- **Task brief**
Print each line exactly as it is given.

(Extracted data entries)
====

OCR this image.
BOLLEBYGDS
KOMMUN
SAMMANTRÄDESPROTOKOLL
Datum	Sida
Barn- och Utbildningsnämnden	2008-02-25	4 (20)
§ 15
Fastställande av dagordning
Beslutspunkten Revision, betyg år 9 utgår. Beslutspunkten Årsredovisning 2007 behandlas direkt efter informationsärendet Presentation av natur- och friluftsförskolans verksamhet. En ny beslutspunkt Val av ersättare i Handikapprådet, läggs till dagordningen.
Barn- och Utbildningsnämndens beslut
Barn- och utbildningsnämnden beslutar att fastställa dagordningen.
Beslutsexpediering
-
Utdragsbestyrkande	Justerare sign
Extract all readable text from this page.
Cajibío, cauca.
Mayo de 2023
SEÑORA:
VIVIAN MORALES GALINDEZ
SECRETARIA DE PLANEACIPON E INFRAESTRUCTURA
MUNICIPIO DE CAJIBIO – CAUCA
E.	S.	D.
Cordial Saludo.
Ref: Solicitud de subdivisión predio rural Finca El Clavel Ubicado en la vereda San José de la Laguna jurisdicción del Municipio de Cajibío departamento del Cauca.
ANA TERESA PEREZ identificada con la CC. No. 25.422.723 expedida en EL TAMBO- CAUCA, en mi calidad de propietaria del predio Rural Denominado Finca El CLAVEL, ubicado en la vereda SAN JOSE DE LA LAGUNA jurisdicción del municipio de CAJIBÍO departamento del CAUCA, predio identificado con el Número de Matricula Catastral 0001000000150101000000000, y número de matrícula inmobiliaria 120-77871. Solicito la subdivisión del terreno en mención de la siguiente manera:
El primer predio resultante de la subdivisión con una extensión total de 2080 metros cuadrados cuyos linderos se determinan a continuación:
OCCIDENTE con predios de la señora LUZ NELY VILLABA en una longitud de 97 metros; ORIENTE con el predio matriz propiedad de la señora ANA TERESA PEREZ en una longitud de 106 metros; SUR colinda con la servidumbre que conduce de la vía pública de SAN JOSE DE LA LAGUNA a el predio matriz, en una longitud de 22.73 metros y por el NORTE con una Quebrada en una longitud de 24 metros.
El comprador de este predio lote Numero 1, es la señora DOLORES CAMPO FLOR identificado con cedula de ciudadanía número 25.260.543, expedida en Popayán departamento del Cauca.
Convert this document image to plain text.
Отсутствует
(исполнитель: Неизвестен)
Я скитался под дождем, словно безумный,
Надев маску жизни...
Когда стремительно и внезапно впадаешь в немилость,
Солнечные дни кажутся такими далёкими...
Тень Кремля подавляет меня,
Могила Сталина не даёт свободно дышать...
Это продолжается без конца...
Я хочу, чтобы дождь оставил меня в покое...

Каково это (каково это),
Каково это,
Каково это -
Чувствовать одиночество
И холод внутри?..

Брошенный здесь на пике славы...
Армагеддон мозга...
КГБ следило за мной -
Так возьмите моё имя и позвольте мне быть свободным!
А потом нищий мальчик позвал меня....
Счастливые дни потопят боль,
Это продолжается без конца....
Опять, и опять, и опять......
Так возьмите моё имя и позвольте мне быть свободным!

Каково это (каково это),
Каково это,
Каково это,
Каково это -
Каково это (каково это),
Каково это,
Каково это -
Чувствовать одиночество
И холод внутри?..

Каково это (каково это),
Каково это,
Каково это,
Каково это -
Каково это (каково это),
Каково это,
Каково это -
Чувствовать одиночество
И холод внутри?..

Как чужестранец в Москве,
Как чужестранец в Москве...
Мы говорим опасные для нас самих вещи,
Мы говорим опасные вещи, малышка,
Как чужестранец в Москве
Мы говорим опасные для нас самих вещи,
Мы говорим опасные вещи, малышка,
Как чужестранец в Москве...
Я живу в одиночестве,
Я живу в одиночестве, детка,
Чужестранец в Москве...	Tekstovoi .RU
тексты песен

====

- **Response below**
OCR this image.
BOLLEBYGDS
KOMMUN
SAMMANTRÄDESPROTOKOLL
Datum	Sida
Barn- och Utbildningsnämnden	2008-02-25	4 (20)
§ 15
Fastställande av dagordning
Beslutspunkten Revision, betyg år 9 utgår. Beslutspunkten Årsredovisning 2007 behandlas direkt efter informationsärendet Presentation av natur- och friluftsförskolans verksamhet. En ny beslutspunkt Val av ersättare i Handikapprådet, läggs till dagordningen.
Barn- och Utbildningsnämndens beslut
Barn- och utbildningsnämnden beslutar att fastställa dagordningen.
Beslutsexpediering
-
Utdragsbestyrkande	Justerare sign
Extract all readable text from this page.
Cajibío, cauca.
Mayo de 2023
SEÑORA:
VIVIAN MORALES GALINDEZ
SECRETARIA DE PLANEACIPON E INFRAESTRUCTURA
MUNICIPIO DE CAJIBIO – CAUCA
E.	S.	D.
Cordial Saludo.
Ref: Solicitud de subdivisión predio rural Finca El Clavel Ubicado en la vereda San José de la Laguna jurisdicción del Municipio de Cajibío departamento del Cauca.
ANA TERESA PEREZ identificada con la CC. No. 25.422.723 expedida en EL TAMBO- CAUCA, en mi calidad de propietaria del predio Rural Denominado Finca El CLAVEL, ubicado en la vereda SAN JOSE DE LA LAGUNA jurisdicción del municipio de CAJIBÍO departamento del CAUCA, predio identificado con el Número de Matricula Catastral 0001000000150101000000000, y número de matrícula inmobiliaria 120-77871. Solicito la subdivisión del terreno en mención de la siguiente manera:
El primer predio resultante de la subdivisión con una extensión total de 2080 metros cuadrados cuyos linderos se determinan a continuación:
OCCIDENTE con predios de la señora LUZ NELY VILLABA en una longitud de 97 metros; ORIENTE con el predio matriz propiedad de la señora ANA TERESA PEREZ en una longitud de 106 metros; SUR colinda con la servidumbre que conduce de la vía pública de SAN JOSE DE LA LAGUNA a el predio matriz, en una longitud de 22.73 metros y por el NORTE con una Quebrada en una longitud de 24 metros.
El comprador de este predio lote Numero 1, es la señora DOLORES CAMPO FLOR identificado con cedula de ciudadanía número 25.260.543, expedida en Popayán departamento del Cauca.
Convert this document image to plain text.
Отсутствует
(исполнитель: Неизвестен)
Я скитался под дождем, словно безумный,
Надев маску жизни...
Когда стремительно и внезапно впадаешь в немилость,
Солнечные дни кажутся такими далёкими...
Тень Кремля подавляет меня,
Могила Сталина не даёт свободно дышать...
Это продолжается без конца...
Я хочу, чтобы дождь оставил меня в покое...

Каково это (каково это),
Каково это,
Каково это -
Чувствовать одиночество
И холод внутри?..

Брошенный здесь на пике славы...
Армагеддон мозга...
КГБ следило за мной -
Так возьмите моё имя и позвольте мне быть свободным!
А потом нищий мальчик позвал меня....
Счастливые дни потопят боль,
Это продолжается без конца....
Опять, и опять, и опять......
Так возьмите моё имя и позвольте мне быть свободным!

Каково это (каково это),
Каково это,
Каково это,
Каково это -
Каково это (каково это),
Каково это,
Каково это -
Чувствовать одиночество
И холод внутри?..

Каково это (каково это),
Каково это,
Каково это,
Каково это -
Каково это (каково это),
Каково это,
Каково это -
Чувствовать одиночество
И холод внутри?..

Как чужестранец в Москве,
Как чужестранец в Москве...
Мы говорим опасные для нас самих вещи,
Мы говорим опасные вещи, малышка,
Как чужестранец в Москве
Мы говорим опасные для нас самих вещи,
Мы говорим опасные вещи, малышка,
Как чужестранец в Москве...
Я живу в одиночестве,
Я живу в одиночестве, детка,
Чужестранец в Москве...	Tekstovoi .RU
тексты песен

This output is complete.